The request. Write out each line exactly as given. Leave the pictures out of your copy.

── Material for this task

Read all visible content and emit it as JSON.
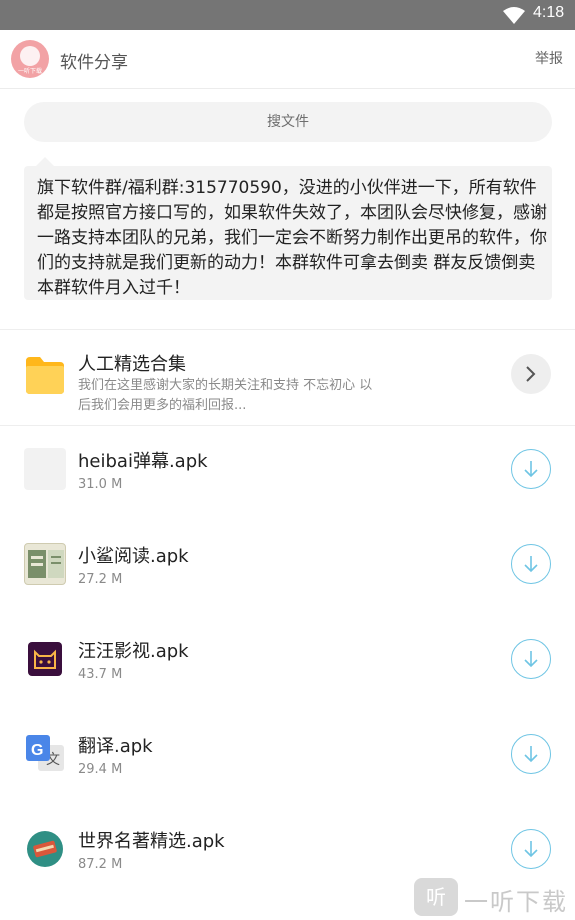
{
  "status_bar": {
    "time": "4:18"
  },
  "header": {
    "title": "软件分享",
    "report_label": "举报",
    "avatar_text": "一听下载"
  },
  "search": {
    "placeholder": "搜文件"
  },
  "notice": {
    "text": "旗下软件群/福利群:315770590，没进的小伙伴进一下，所有软件都是按照官方接口写的，如果软件失效了，本团队会尽快修复，感谢一路支持本团队的兄弟，我们一定会不断努力制作出更吊的软件，你们的支持就是我们更新的动力！本群软件可拿去倒卖 群友反馈倒卖本群软件月入过千！"
  },
  "collection": {
    "name": "人工精选合集",
    "description": "我们在这里感谢大家的长期关注和支持 不忘初心 以后我们会用更多的福利回报...",
    "icon": "folder-icon"
  },
  "files": [
    {
      "name": "heibai弹幕.apk",
      "size": "31.0 M",
      "icon": "blank-app-icon"
    },
    {
      "name": "小鲨阅读.apk",
      "size": "27.2 M",
      "icon": "book-reader-icon"
    },
    {
      "name": "汪汪影视.apk",
      "size": "43.7 M",
      "icon": "cat-face-icon"
    },
    {
      "name": "翻译.apk",
      "size": "29.4 M",
      "icon": "google-translate-icon"
    },
    {
      "name": "世界名著精选.apk",
      "size": "87.2 M",
      "icon": "classic-books-icon"
    }
  ],
  "watermark": {
    "text": "一听下载",
    "logo_text": "听"
  },
  "colors": {
    "accent": "#6fc5e4",
    "status_bar": "#757575",
    "folder": "#ffc83d"
  }
}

────

Written solution.
Read all visible content and emit it as JSON.
{
  "status_bar": {
    "time": "4:18"
  },
  "header": {
    "title": "软件分享",
    "report_label": "举报",
    "avatar_text": "一听下载"
  },
  "search": {
    "placeholder": "搜文件"
  },
  "notice": {
    "text": "旗下软件群/福利群:315770590，没进的小伙伴进一下，所有软件都是按照官方接口写的，如果软件失效了，本团队会尽快修复，感谢一路支持本团队的兄弟，我们一定会不断努力制作出更吊的软件，你们的支持就是我们更新的动力！本群软件可拿去倒卖 群友反馈倒卖本群软件月入过千！"
  },
  "collection": {
    "name": "人工精选合集",
    "description": "我们在这里感谢大家的长期关注和支持 不忘初心 以后我们会用更多的福利回报...",
    "icon": "folder-icon"
  },
  "files": [
    {
      "name": "heibai弹幕.apk",
      "size": "31.0 M",
      "icon": "blank-app-icon"
    },
    {
      "name": "小鲨阅读.apk",
      "size": "27.2 M",
      "icon": "book-reader-icon"
    },
    {
      "name": "汪汪影视.apk",
      "size": "43.7 M",
      "icon": "cat-face-icon"
    },
    {
      "name": "翻译.apk",
      "size": "29.4 M",
      "icon": "google-translate-icon"
    },
    {
      "name": "世界名著精选.apk",
      "size": "87.2 M",
      "icon": "classic-books-icon"
    }
  ],
  "watermark": {
    "text": "一听下载",
    "logo_text": "听"
  },
  "colors": {
    "accent": "#6fc5e4",
    "status_bar": "#757575",
    "folder": "#ffc83d"
  }
}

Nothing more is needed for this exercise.